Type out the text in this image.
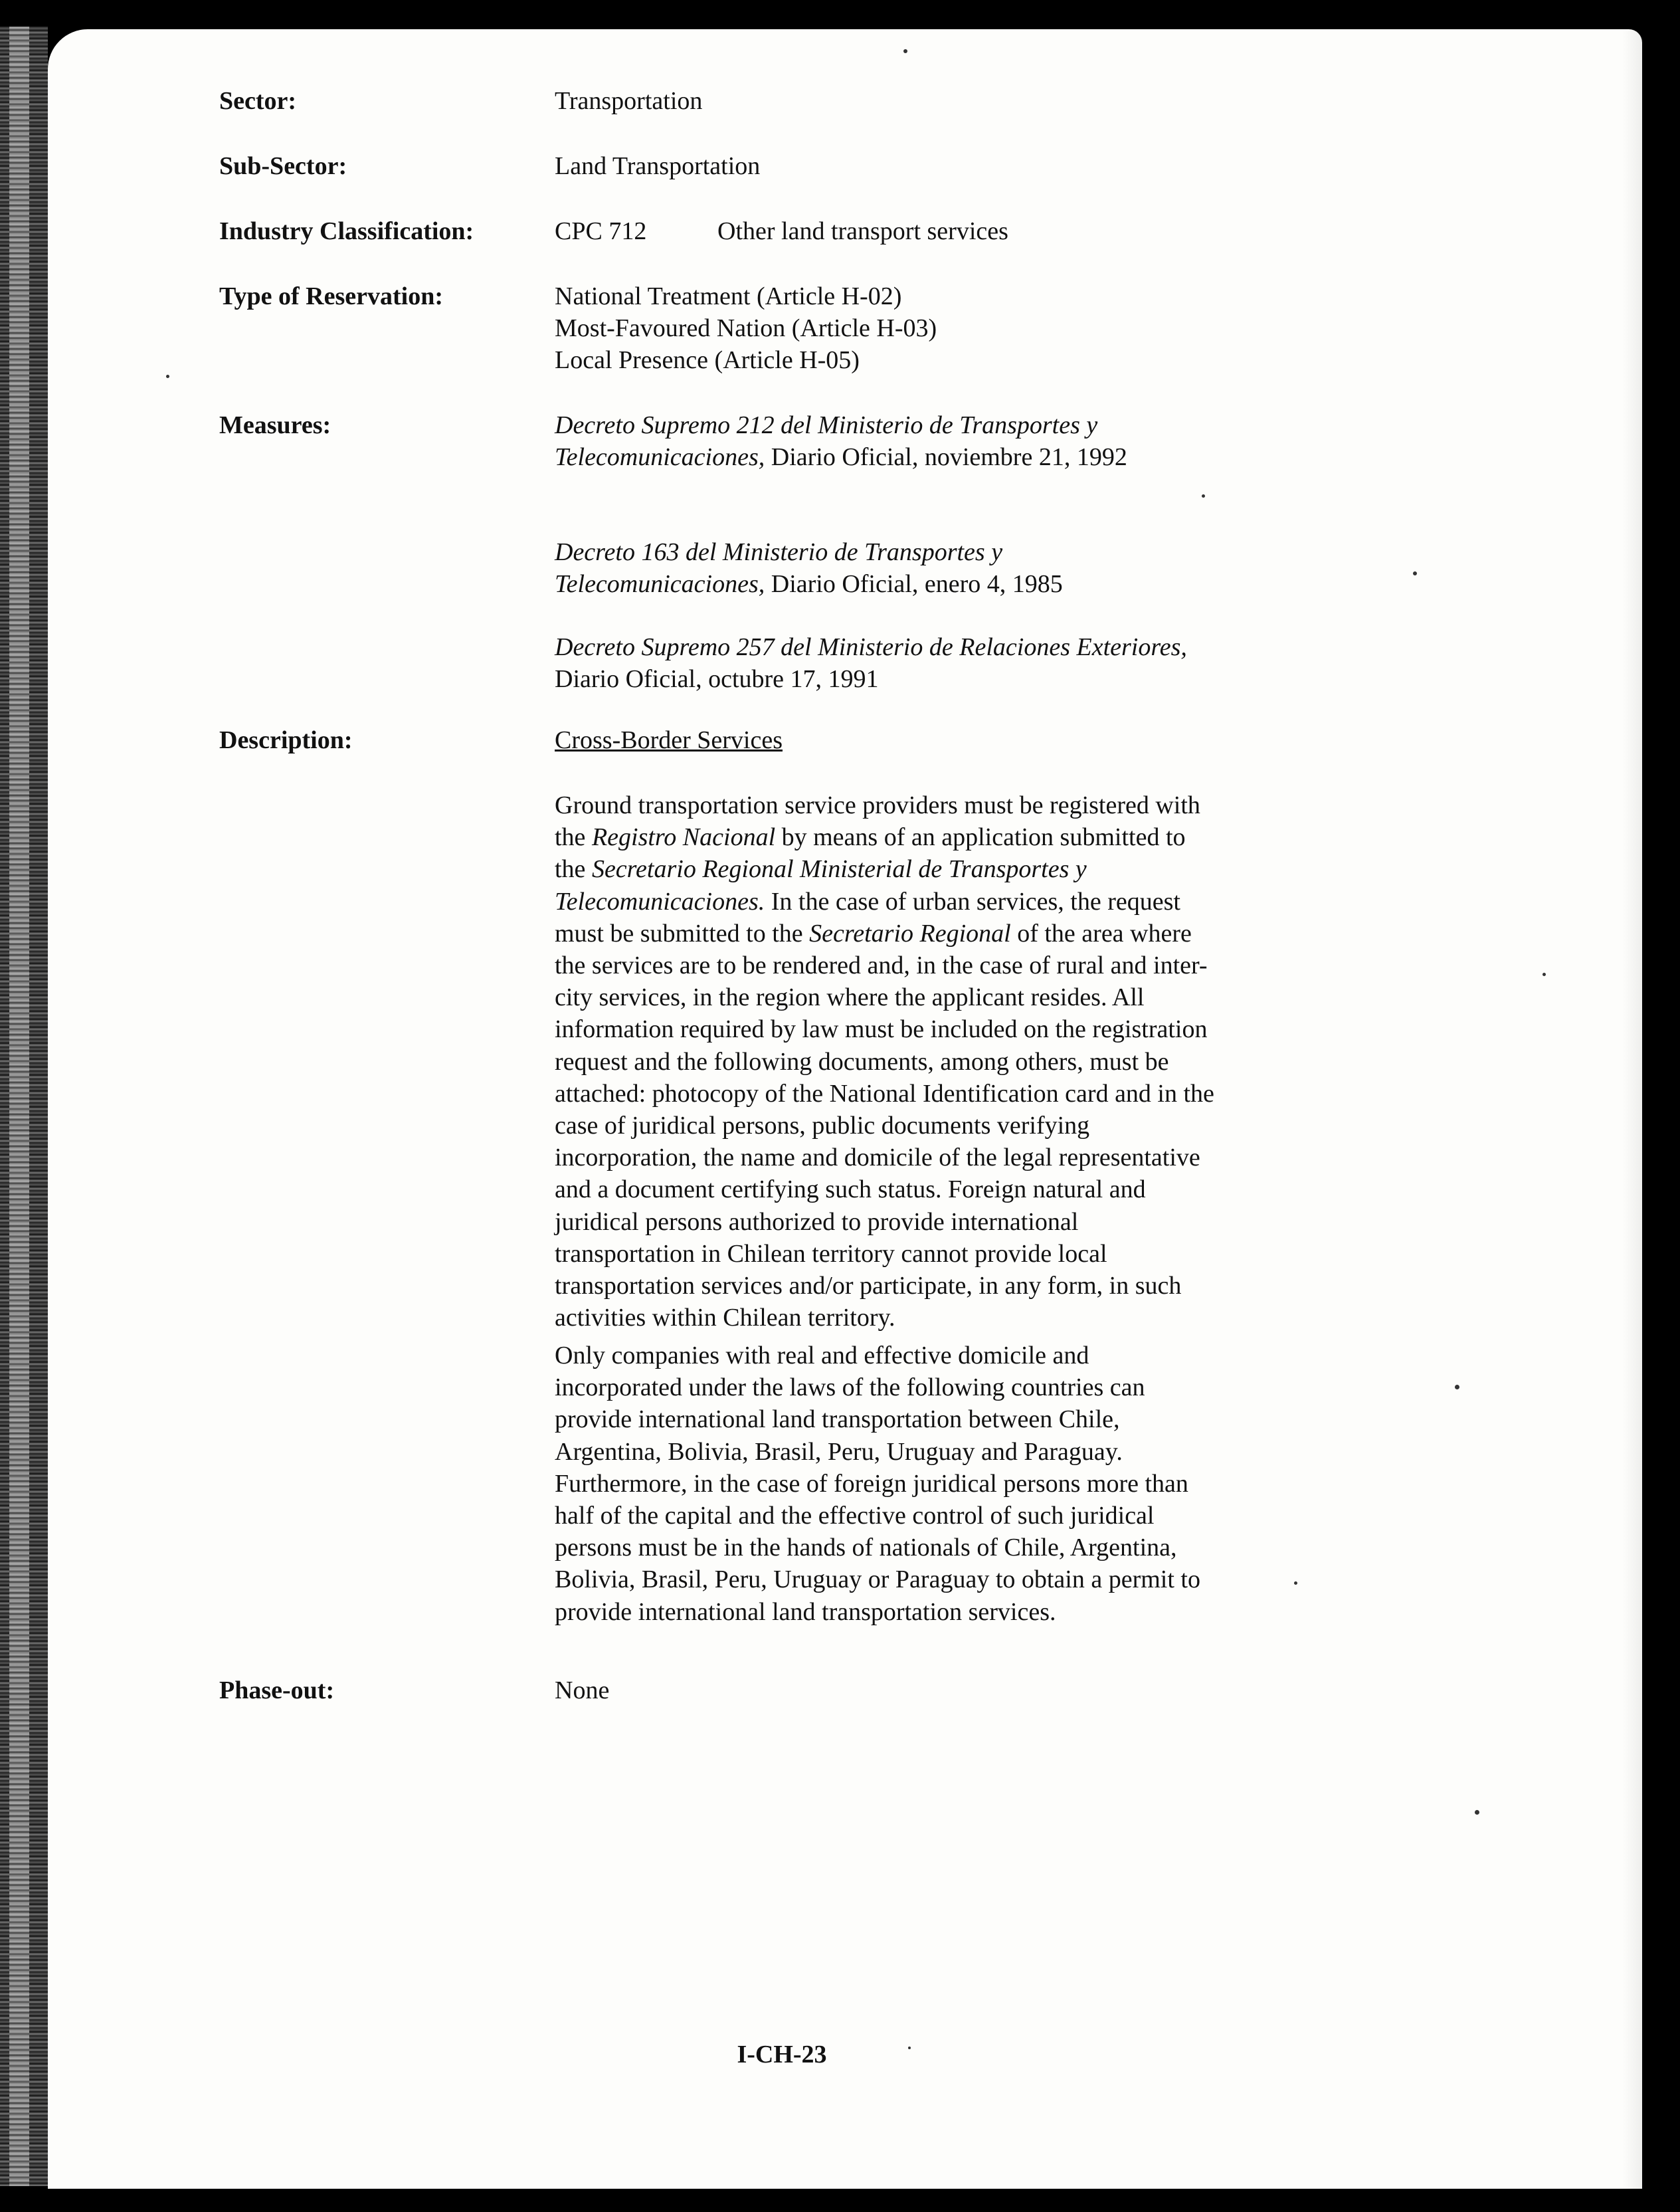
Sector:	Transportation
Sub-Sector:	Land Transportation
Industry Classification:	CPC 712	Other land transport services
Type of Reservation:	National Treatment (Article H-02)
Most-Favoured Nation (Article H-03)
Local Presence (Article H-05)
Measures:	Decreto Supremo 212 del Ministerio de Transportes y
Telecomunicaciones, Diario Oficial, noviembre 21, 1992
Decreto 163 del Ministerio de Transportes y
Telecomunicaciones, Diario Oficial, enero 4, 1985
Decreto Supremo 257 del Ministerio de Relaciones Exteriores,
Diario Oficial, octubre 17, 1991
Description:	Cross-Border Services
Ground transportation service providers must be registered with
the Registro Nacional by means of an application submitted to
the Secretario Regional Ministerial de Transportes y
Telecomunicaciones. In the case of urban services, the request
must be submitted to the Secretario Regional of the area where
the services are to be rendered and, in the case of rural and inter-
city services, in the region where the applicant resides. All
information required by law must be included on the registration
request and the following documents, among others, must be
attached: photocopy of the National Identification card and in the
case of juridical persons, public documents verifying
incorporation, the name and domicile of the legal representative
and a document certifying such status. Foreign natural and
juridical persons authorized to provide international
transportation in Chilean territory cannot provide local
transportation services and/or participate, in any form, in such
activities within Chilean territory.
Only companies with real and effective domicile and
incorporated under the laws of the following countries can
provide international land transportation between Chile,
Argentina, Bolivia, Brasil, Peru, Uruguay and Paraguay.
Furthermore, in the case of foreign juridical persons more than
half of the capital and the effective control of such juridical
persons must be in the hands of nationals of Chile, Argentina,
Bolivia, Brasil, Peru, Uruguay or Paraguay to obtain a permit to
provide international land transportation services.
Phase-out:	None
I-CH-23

***

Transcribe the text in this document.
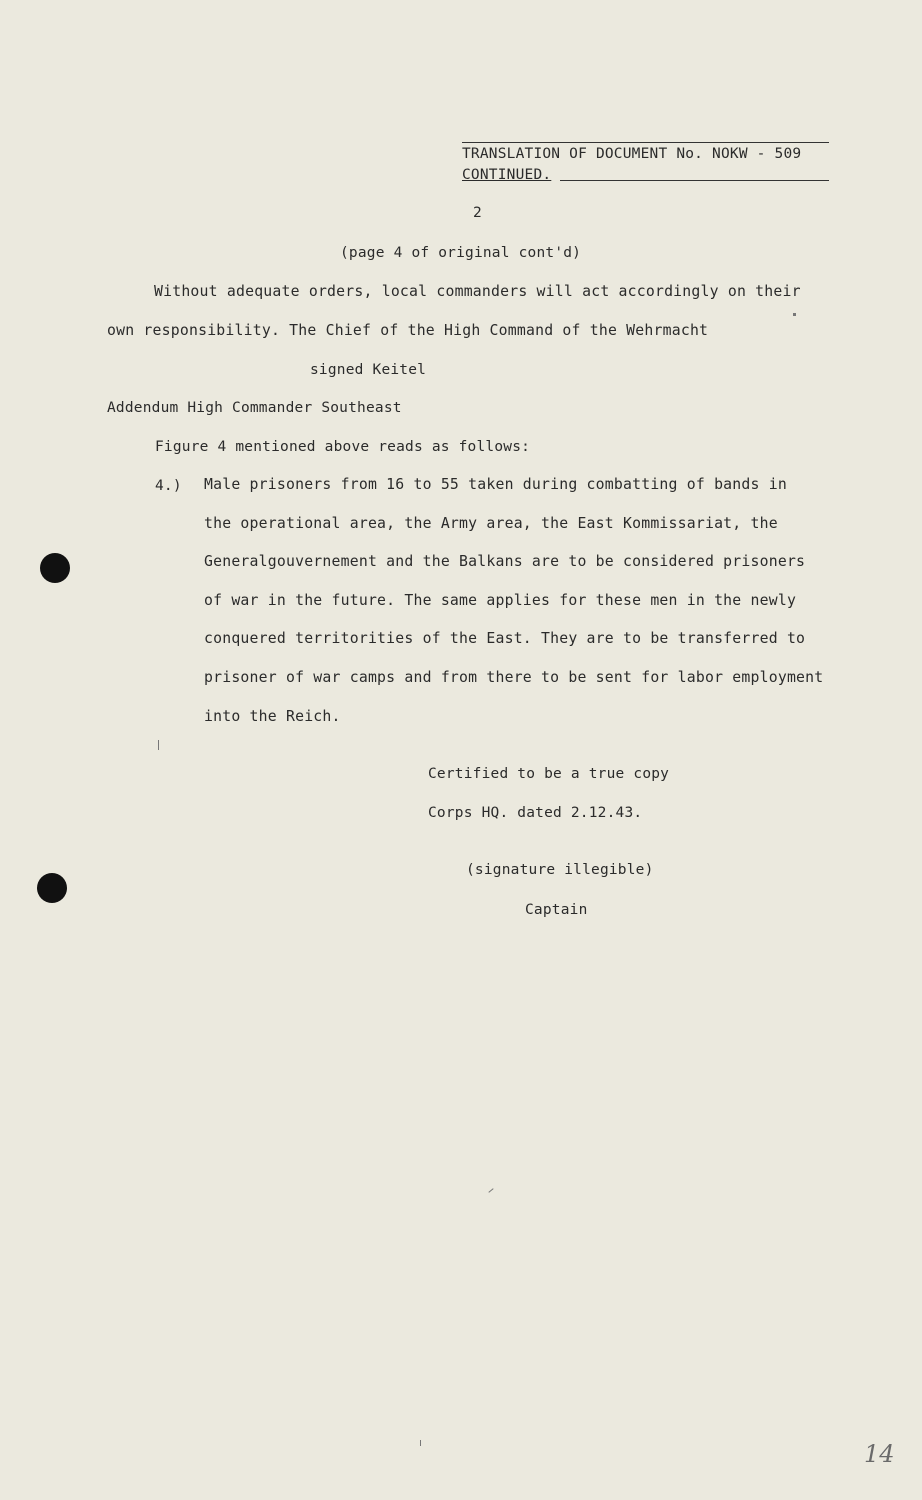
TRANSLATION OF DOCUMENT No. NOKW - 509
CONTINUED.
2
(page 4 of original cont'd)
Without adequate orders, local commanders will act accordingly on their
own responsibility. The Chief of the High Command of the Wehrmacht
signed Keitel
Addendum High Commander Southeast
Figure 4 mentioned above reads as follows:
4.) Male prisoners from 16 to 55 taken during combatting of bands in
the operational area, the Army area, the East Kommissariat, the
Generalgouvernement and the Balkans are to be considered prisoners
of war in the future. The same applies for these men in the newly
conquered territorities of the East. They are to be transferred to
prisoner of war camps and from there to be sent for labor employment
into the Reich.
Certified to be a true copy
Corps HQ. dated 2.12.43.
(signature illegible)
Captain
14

***

Exercise brief: Pull out all lines containing "Diario".

Solution to this task:
Telecomunicaciones, Diario Oficial, noviembre 21, 1992
Telecomunicaciones, Diario Oficial, enero 4, 1985
Diario Oficial, octubre 17, 1991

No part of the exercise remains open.